In the data, extract each line that holds the string "вигляд".

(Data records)
** START **

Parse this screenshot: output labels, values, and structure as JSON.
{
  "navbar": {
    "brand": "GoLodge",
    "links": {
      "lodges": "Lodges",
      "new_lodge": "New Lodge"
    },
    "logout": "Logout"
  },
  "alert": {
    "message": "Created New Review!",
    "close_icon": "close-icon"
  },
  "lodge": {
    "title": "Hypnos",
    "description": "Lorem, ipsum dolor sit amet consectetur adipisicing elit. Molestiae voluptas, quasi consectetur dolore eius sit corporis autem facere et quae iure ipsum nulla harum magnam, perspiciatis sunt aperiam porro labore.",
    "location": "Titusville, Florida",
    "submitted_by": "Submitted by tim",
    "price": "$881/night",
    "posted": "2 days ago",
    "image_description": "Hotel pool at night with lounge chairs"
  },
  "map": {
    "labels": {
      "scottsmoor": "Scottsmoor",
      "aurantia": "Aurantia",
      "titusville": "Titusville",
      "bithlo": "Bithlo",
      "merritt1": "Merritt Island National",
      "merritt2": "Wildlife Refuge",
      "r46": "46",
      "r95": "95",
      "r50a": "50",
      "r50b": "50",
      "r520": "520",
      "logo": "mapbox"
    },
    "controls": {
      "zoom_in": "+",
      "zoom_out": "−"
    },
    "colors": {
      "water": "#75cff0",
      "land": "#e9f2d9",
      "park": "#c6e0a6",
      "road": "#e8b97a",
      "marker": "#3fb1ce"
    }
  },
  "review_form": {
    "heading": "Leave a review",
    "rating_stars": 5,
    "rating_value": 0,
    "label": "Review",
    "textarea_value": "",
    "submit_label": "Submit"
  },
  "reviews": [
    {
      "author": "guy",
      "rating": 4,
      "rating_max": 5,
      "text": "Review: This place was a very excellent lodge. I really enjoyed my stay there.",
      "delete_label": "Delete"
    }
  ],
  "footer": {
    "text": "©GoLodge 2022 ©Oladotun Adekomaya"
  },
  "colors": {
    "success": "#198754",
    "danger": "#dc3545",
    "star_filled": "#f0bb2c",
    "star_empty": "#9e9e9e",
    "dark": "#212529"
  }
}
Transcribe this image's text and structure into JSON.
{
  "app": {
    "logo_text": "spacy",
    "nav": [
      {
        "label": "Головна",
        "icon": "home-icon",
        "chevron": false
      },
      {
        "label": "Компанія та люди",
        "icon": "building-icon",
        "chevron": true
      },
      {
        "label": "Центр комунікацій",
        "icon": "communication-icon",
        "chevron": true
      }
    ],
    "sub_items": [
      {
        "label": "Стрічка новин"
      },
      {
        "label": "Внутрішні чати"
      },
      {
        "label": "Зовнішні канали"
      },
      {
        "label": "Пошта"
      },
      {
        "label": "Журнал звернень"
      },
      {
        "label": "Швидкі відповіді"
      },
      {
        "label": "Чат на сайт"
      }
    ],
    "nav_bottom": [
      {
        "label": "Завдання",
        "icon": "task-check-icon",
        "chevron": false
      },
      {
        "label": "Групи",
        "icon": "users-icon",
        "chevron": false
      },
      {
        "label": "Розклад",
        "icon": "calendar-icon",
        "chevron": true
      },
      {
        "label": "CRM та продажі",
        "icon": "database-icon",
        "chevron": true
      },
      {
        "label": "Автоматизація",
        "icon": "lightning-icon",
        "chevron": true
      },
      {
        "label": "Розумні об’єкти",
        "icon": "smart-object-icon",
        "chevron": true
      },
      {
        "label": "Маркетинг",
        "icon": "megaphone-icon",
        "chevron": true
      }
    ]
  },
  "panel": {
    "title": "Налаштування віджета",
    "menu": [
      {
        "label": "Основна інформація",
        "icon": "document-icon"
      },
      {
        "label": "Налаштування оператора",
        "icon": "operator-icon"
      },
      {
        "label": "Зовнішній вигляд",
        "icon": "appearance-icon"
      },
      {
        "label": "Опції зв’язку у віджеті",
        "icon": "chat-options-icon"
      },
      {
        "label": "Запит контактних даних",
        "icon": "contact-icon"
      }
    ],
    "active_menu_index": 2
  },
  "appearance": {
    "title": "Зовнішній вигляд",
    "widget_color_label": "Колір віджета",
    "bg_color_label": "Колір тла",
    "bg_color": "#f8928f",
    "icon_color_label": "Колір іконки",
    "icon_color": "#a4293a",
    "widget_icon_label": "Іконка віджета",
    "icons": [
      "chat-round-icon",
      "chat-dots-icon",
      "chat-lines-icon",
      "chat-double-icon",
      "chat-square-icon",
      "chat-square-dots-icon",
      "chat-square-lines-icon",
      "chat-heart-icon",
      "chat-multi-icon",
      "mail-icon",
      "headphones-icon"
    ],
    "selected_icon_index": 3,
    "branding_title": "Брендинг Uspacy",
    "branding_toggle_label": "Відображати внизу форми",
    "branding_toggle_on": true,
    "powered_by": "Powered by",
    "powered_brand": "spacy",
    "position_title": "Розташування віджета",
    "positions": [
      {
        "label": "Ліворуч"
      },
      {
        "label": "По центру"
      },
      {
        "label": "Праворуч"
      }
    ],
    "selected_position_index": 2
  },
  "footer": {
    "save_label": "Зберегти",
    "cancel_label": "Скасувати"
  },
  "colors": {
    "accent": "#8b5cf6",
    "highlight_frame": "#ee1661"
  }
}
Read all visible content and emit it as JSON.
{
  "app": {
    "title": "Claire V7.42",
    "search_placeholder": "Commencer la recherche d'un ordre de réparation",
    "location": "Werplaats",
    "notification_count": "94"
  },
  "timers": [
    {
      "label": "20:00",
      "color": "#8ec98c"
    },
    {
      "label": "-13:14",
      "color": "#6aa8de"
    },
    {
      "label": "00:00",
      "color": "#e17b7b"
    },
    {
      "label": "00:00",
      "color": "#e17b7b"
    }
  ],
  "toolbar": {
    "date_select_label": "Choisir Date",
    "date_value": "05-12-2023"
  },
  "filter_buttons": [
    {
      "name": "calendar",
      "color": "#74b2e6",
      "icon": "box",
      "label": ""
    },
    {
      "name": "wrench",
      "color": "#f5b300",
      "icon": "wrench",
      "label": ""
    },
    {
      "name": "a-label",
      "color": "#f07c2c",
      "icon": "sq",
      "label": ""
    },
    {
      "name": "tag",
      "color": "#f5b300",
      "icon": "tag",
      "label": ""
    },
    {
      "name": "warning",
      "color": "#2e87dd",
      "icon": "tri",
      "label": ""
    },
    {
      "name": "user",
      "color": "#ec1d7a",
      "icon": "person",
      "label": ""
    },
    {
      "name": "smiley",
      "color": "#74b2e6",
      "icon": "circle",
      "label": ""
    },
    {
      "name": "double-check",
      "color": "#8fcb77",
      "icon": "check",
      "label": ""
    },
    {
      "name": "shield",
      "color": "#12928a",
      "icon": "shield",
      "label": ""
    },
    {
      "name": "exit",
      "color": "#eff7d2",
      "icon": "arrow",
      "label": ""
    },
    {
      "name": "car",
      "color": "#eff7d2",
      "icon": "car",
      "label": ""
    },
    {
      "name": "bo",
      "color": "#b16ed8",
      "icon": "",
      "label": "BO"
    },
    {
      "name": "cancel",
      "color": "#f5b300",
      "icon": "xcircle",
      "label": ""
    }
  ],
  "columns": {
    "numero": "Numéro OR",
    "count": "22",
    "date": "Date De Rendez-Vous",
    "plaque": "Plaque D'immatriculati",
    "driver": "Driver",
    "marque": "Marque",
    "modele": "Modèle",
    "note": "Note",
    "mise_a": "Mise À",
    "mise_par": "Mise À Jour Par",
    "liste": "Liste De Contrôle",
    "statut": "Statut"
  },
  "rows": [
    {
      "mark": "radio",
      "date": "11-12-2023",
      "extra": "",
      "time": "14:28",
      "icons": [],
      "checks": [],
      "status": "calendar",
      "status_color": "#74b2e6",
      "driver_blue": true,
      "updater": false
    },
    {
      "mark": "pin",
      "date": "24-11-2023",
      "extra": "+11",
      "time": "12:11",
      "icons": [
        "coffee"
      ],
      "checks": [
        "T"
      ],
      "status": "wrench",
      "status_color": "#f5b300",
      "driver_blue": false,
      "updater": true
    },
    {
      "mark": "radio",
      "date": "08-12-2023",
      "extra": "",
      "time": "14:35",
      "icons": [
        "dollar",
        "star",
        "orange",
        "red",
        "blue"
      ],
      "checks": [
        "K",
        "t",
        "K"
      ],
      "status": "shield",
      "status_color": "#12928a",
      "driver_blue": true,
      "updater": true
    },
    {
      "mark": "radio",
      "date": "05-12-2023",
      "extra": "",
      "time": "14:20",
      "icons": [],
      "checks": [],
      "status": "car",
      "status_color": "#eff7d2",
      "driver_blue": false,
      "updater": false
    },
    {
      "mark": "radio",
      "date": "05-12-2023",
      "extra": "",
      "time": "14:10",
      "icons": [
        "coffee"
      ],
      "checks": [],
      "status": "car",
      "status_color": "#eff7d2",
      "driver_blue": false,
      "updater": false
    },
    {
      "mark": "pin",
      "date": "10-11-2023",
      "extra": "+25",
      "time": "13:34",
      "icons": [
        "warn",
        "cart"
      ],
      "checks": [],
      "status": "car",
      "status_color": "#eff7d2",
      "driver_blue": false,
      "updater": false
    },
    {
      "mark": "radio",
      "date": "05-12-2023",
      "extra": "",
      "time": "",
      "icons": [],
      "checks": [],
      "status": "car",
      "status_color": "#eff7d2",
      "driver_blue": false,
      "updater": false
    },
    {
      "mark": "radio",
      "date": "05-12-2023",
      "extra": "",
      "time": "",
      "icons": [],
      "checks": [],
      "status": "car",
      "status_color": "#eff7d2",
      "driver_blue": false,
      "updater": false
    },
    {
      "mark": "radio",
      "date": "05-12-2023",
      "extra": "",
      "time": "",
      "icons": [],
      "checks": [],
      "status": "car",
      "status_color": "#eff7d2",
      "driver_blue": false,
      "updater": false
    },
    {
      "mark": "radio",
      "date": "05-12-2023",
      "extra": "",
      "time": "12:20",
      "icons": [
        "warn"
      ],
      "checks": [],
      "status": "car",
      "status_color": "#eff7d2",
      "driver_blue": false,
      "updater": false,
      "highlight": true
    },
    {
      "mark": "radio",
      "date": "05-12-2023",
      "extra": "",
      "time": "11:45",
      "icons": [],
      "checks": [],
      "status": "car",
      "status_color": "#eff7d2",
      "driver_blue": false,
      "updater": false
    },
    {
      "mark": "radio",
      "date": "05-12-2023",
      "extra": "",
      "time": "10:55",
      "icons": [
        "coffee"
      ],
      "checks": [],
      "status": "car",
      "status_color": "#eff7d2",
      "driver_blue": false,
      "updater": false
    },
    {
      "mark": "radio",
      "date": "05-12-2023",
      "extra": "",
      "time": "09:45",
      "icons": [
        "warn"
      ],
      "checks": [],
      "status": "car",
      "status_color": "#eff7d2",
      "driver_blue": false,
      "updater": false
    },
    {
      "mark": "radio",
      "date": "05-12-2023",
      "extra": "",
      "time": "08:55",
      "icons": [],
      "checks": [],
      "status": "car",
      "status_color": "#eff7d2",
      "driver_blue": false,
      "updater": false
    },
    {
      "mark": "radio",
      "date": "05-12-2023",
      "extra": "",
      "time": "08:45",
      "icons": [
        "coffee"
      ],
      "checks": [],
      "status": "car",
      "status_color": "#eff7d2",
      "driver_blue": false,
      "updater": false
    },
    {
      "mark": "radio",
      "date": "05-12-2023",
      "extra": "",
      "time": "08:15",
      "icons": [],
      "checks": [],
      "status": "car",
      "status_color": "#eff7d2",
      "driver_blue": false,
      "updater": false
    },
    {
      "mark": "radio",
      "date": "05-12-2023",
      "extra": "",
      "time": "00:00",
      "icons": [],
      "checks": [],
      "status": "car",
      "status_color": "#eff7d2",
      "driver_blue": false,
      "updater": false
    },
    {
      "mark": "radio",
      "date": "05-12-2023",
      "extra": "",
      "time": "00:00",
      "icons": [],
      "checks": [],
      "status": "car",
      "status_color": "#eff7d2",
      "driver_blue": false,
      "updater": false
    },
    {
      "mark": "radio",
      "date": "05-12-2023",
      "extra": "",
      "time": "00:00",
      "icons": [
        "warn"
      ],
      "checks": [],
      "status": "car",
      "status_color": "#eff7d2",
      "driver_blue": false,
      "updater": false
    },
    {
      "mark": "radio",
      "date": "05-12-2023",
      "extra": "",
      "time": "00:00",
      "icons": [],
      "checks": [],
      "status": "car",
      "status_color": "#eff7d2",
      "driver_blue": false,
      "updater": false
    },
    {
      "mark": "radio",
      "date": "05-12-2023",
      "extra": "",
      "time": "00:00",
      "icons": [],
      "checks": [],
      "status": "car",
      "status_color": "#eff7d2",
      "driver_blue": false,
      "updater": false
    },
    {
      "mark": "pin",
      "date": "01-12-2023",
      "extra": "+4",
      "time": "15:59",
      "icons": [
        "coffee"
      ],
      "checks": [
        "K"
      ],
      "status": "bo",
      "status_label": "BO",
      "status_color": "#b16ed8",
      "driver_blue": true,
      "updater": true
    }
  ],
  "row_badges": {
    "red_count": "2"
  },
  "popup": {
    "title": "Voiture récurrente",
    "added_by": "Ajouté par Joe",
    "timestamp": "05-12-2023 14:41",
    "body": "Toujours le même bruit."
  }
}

** END **

» **Response to this task**:
        "label": "Зовнішній вигляд",
    "title": "Зовнішній вигляд",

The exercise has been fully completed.